> _What to produce_:
Pick out all lines with the word "project" from the records that follow.

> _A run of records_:
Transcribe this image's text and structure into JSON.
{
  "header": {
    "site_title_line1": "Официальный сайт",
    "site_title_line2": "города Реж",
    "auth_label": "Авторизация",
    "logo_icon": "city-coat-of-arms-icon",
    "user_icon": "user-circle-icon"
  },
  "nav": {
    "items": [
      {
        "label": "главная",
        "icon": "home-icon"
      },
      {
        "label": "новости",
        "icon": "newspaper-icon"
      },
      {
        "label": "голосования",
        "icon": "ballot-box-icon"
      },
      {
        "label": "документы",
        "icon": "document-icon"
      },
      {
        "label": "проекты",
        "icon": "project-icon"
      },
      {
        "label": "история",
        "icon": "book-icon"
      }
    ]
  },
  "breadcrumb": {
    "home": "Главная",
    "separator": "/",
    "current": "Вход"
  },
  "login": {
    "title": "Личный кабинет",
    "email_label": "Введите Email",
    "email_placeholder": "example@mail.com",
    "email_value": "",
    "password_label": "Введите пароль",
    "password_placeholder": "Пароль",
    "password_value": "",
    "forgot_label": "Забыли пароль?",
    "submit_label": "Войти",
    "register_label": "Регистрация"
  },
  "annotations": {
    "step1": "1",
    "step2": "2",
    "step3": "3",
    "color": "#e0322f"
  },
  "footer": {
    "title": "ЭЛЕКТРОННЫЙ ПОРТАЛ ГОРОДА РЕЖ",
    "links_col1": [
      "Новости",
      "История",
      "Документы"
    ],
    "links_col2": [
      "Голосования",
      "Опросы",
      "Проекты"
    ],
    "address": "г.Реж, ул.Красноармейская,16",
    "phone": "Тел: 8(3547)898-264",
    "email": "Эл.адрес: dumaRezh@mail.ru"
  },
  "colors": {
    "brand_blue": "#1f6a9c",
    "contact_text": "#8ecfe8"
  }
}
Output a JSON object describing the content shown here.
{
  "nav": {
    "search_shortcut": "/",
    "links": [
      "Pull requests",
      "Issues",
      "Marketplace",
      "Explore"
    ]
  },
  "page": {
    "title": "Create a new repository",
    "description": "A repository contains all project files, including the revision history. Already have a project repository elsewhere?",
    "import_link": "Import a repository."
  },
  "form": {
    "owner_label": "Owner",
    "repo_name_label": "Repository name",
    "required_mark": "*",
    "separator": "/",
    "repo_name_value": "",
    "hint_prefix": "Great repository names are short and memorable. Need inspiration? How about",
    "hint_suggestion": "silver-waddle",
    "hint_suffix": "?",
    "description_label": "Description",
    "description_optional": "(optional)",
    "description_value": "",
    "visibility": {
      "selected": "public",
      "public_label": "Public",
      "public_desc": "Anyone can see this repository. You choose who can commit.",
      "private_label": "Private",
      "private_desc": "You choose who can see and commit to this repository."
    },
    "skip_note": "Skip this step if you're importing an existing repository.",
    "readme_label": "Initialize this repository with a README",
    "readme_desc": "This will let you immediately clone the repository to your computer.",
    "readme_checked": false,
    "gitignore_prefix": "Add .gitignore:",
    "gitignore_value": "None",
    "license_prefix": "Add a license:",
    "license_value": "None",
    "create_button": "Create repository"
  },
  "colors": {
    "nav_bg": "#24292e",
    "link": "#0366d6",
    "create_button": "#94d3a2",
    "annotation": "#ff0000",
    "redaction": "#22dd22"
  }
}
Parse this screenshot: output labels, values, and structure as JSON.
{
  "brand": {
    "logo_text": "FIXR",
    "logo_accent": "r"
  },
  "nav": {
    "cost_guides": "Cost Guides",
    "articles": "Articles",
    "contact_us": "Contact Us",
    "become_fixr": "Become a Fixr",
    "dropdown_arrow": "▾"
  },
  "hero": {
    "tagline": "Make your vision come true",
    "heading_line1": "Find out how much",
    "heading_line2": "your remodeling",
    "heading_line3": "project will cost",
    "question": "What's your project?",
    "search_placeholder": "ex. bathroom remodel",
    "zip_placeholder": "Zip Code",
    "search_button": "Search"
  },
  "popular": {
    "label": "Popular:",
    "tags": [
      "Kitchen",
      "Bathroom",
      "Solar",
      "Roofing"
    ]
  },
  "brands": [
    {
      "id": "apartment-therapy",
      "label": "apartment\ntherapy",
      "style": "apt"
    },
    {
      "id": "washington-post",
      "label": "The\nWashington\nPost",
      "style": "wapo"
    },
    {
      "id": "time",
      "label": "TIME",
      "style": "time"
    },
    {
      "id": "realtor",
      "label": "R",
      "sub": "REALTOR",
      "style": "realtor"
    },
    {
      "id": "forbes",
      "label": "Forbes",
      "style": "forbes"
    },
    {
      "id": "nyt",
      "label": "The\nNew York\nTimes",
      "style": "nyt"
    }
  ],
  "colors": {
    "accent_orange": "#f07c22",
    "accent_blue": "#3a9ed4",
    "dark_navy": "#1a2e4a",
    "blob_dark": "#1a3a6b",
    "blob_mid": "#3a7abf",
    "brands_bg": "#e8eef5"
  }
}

> _The result_:
        "icon": "project-icon"
    "description": "A repository contains all project files, including the revision history. Already have a project repository elsewhere?",
    "heading_line3": "project will cost",
    "question": "What's your project?",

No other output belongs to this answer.